### Texto de leitura
- - - - -
E tudo isso com as redes sociais só piora. É impressionante. Somos atacadas por pessoas sem rosto. A grande maioria é de pessoas frustradas. Tenho certeza que pessoas bem sucedidas não vão no Instagram falar mal da gente porque sabem o que a gente passa. Eu penso: “Caramba, estamos aqui dando o máximo e ainda tem isso.” Temos de saber separar. Por isso é muito importante ter os objetivos finais e continuar focado neles. A atleta precisa ter esse apoio para não se afetar pelas críticas das redes sociais.
COMO SE MANTER COM A MENTE SÃ?
Eu cheguei da Olimpíada, um ritmo insano e as pessoas cobram para eu voltar num ritmo que não tem como. Hoje eu sofro menos com as críticas, mas já sofri muito. Eu hoje não preciso provar nada para ninguém. Já joguei todo tipo de campeonato. É muito trabalho, muito investimento. O Minas sabe do meu padrão, a Seleção sabe o meu padrão. Não preciso provar para essas pessoas frustradas.
- - - - -
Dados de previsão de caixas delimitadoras

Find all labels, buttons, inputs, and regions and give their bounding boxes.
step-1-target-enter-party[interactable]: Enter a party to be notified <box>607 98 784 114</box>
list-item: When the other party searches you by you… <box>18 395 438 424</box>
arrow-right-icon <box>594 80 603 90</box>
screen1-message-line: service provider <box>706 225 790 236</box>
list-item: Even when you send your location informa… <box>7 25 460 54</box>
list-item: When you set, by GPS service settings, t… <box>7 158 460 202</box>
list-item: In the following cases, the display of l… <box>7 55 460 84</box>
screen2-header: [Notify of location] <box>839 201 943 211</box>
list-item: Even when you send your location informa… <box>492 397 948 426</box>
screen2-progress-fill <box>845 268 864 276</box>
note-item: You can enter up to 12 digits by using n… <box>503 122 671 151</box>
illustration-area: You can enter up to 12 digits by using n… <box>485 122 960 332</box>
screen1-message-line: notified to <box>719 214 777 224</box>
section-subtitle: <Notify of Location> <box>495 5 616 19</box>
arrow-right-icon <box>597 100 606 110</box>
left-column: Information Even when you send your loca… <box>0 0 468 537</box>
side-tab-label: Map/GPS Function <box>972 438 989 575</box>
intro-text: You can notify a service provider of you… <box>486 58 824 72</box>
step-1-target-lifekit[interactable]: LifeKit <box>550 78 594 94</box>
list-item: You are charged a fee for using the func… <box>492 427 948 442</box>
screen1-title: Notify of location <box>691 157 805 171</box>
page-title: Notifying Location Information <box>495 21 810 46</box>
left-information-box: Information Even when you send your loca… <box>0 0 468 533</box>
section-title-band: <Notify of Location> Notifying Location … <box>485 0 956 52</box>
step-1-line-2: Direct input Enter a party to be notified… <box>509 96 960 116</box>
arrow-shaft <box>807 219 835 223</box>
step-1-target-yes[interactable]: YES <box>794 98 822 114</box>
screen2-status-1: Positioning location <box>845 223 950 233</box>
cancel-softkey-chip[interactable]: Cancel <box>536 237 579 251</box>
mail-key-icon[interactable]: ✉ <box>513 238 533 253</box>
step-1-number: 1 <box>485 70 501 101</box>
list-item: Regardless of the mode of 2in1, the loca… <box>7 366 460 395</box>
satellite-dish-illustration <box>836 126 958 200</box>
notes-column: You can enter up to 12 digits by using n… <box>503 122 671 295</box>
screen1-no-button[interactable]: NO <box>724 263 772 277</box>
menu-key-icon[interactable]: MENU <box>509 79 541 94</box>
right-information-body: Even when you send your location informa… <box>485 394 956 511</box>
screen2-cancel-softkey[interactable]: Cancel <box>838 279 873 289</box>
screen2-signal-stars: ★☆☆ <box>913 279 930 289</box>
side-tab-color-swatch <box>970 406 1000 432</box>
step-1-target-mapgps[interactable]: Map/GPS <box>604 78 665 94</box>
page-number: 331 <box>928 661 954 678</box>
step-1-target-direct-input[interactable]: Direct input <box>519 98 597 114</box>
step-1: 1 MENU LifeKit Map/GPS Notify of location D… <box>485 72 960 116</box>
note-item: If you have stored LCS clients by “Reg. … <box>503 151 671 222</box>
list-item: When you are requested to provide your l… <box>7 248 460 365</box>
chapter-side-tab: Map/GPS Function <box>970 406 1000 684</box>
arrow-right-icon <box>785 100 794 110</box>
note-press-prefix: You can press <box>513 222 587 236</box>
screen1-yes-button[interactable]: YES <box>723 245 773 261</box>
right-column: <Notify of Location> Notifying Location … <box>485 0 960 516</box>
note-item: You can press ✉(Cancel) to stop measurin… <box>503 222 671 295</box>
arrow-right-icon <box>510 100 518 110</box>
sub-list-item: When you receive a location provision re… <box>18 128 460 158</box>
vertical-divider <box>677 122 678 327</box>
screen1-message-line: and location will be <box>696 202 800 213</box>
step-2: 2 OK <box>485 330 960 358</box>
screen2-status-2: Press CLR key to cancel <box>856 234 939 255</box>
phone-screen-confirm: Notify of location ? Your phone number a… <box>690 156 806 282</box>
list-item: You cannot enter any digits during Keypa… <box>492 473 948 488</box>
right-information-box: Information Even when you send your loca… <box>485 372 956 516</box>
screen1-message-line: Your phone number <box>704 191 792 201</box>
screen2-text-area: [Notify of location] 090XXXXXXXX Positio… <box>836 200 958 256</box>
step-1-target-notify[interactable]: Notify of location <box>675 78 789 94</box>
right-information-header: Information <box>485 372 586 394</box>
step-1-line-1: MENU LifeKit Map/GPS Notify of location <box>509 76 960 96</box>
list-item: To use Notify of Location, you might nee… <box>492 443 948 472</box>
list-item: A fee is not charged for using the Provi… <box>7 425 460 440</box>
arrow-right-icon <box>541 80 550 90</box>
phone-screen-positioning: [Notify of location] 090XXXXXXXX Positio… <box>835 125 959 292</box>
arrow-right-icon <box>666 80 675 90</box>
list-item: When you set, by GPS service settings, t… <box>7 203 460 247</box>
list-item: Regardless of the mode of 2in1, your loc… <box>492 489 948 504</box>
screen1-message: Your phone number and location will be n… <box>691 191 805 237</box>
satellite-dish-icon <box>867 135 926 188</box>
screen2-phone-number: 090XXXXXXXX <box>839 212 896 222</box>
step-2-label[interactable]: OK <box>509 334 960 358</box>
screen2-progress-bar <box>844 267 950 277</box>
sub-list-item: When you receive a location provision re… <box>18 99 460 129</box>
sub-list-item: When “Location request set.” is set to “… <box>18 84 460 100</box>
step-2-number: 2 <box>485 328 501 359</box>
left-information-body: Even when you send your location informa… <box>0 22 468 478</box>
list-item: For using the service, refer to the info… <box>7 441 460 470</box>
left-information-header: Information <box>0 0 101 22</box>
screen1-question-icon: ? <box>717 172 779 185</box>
- - - - -
### Partes do exercício
**a)** Liste todas as frases do texto de leitura que contêm a palavra "pessoas".
**b)** Por favor, reproduza do texto de leitura tudo o que vai de "COMO SE MANTER" até "essas pessoas frustradas.".
Responda usando somente o texto de leitura.

### Resultados do exercício
**a)**
- Somos atacadas por pessoas sem rosto.
- A grande maioria é de pessoas frustradas.
- Tenho certeza que pessoas bem sucedidas não vão no Instagram falar mal da gente porque sabem o que a gente passa.
- Eu cheguei da Olimpíada, um ritmo insano e as pessoas cobram para eu voltar num ritmo que não tem como.
- Não preciso provar para essas pessoas frustradas.

**b)**
COMO SE MANTER COM A MENTE SÃ?
Eu cheguei da Olimpíada, um ritmo insano e as pessoas cobram para eu voltar num ritmo que não tem como. Hoje eu sofro menos com as críticas, mas já sofri muito. Eu hoje não preciso provar nada para ninguém. Já joguei todo tipo de campeonato. É muito trabalho, muito investimento. O Minas sabe do meu padrão, a Seleção sabe o meu padrão. Não preciso provar para essas pessoas frustradas.